*OBJECTIVE*. Rewrite the records from the first line through the line that contains "Text: Salary Comparison", changing every "Polygon shape" to "Outline shape" and leaving all else as it is.

┄┄┄┄┄┄┄┄┄┄┄┄┄┄┄┄┄┄┄┄

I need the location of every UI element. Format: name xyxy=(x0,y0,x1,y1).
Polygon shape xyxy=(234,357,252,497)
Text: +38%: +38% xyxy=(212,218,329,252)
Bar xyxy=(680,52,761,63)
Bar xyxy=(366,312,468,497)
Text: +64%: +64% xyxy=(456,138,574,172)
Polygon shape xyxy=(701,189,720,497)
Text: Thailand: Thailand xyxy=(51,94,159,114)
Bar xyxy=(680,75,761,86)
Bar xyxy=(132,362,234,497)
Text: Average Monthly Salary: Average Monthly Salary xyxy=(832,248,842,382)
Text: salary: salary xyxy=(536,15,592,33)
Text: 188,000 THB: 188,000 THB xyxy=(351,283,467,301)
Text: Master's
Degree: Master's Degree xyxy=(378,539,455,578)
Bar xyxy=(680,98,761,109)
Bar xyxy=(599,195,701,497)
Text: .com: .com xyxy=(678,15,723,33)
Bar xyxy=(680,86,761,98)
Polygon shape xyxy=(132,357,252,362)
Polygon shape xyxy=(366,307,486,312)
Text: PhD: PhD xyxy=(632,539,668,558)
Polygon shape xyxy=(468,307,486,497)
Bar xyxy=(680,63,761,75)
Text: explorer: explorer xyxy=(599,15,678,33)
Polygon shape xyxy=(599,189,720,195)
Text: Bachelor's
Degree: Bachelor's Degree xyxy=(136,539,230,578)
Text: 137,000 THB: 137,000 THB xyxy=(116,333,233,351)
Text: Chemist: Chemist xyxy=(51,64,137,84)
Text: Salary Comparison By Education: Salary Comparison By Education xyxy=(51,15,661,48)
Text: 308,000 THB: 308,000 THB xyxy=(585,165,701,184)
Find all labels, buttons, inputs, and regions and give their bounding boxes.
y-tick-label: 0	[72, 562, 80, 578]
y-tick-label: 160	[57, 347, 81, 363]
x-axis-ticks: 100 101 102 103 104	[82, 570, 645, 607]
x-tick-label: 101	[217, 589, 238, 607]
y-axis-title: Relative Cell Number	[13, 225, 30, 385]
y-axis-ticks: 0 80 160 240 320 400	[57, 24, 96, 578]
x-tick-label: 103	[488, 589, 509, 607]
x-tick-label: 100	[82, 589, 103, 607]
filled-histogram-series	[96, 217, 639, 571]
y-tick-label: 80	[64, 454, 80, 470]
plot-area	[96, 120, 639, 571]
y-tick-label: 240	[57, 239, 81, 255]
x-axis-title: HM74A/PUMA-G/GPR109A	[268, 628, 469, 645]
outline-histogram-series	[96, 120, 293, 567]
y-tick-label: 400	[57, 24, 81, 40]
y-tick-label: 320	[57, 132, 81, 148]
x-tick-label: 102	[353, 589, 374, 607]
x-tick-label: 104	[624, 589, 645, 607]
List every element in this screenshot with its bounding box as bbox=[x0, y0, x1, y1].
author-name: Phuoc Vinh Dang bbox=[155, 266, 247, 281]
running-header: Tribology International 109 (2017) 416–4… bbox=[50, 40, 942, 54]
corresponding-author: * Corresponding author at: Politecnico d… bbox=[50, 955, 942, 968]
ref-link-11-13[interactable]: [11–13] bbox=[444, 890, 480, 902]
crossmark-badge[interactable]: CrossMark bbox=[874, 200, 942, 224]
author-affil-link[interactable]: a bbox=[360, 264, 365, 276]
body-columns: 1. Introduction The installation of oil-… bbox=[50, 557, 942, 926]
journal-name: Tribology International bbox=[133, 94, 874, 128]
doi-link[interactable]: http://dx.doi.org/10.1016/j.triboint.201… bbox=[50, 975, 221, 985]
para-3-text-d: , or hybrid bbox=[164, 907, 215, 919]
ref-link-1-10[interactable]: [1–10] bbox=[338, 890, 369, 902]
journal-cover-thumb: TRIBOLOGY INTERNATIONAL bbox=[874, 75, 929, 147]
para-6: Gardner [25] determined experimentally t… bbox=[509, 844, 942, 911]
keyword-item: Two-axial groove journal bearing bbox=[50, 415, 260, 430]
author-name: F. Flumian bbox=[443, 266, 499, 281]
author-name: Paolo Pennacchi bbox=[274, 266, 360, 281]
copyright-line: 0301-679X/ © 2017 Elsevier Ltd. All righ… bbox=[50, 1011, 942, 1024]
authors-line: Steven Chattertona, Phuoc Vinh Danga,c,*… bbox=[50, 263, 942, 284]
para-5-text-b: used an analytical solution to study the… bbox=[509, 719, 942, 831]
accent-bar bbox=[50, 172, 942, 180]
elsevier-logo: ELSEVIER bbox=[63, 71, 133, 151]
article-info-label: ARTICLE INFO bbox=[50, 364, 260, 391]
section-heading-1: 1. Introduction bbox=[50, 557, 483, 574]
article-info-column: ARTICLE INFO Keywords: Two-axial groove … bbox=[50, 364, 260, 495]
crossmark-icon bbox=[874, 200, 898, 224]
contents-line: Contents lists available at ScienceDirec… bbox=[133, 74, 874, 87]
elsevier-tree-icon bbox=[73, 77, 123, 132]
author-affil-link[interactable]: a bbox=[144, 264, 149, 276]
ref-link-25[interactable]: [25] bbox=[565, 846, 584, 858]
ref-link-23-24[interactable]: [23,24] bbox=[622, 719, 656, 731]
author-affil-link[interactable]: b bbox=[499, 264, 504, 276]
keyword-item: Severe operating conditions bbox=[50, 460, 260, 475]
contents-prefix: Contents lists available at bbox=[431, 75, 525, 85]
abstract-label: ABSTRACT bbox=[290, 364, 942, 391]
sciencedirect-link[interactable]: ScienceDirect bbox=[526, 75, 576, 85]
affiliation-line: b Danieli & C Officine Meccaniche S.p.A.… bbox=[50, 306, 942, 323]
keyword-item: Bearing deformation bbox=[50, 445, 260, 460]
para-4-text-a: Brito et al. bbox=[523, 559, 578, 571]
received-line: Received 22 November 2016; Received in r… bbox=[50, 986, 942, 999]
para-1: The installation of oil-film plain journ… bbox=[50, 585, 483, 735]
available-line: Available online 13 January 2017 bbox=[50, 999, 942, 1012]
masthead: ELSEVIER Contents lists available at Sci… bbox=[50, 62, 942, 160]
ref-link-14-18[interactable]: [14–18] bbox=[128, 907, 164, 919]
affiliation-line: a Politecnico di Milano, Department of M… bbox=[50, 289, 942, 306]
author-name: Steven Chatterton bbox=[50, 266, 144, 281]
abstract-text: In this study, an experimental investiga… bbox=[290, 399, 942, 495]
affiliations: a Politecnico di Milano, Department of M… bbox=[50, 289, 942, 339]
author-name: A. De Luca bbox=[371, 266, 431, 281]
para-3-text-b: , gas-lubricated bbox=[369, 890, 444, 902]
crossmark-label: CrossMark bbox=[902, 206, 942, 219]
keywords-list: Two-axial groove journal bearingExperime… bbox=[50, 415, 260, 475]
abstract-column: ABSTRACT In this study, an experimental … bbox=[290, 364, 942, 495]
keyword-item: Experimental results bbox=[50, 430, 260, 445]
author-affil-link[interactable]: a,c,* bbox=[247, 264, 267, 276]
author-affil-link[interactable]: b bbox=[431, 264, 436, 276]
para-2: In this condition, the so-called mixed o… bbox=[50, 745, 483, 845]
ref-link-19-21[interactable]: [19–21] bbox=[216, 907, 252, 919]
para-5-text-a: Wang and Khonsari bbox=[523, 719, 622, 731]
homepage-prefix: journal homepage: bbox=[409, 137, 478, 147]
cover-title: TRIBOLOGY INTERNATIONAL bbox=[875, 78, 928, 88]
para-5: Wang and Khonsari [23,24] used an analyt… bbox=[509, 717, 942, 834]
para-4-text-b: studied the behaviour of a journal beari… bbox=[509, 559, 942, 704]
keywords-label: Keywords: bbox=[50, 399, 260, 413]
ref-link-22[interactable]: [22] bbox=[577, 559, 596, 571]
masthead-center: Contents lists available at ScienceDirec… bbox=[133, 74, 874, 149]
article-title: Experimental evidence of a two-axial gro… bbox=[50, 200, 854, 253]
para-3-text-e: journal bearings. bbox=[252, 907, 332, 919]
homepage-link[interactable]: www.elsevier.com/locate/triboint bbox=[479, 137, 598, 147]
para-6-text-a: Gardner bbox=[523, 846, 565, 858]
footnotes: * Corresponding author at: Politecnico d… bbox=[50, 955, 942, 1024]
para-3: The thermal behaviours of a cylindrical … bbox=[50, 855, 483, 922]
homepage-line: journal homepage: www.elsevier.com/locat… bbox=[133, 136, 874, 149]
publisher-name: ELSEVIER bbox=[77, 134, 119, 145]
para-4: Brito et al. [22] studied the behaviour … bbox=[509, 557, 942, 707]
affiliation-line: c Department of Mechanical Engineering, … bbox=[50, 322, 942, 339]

┄┄┄┄┄┄┄┄┄┄┄┄┄┄┄┄┄┄┄┄

*SOLUTION TO THIS PROBLEM*.
I need the location of every UI element. Format: name xyxy=(x0,y0,x1,y1).
Outline shape xyxy=(234,357,252,497)
Text: +38%: +38% xyxy=(212,218,329,252)
Bar xyxy=(680,52,761,63)
Bar xyxy=(366,312,468,497)
Text: +64%: +64% xyxy=(456,138,574,172)
Outline shape xyxy=(701,189,720,497)
Text: Thailand: Thailand xyxy=(51,94,159,114)
Bar xyxy=(680,75,761,86)
Bar xyxy=(132,362,234,497)
Text: Average Monthly Salary: Average Monthly Salary xyxy=(832,248,842,382)
Text: salary: salary xyxy=(536,15,592,33)
Text: 188,000 THB: 188,000 THB xyxy=(351,283,467,301)
Text: Master's
Degree: Master's Degree xyxy=(378,539,455,578)
Bar xyxy=(680,98,761,109)
Bar xyxy=(599,195,701,497)
Text: .com: .com xyxy=(678,15,723,33)
Bar xyxy=(680,86,761,98)
Outline shape xyxy=(132,357,252,362)
Outline shape xyxy=(366,307,486,312)
Text: PhD: PhD xyxy=(632,539,668,558)
Outline shape xyxy=(468,307,486,497)
Bar xyxy=(680,63,761,75)
Text: explorer: explorer xyxy=(599,15,678,33)
Outline shape xyxy=(599,189,720,195)
Text: Bachelor's
Degree: Bachelor's Degree xyxy=(136,539,230,578)
Text: 137,000 THB: 137,000 THB xyxy=(116,333,233,351)
Text: Chemist: Chemist xyxy=(51,64,137,84)
Text: Salary Comparison By Education: Salary Comparison By Education xyxy=(51,15,661,48)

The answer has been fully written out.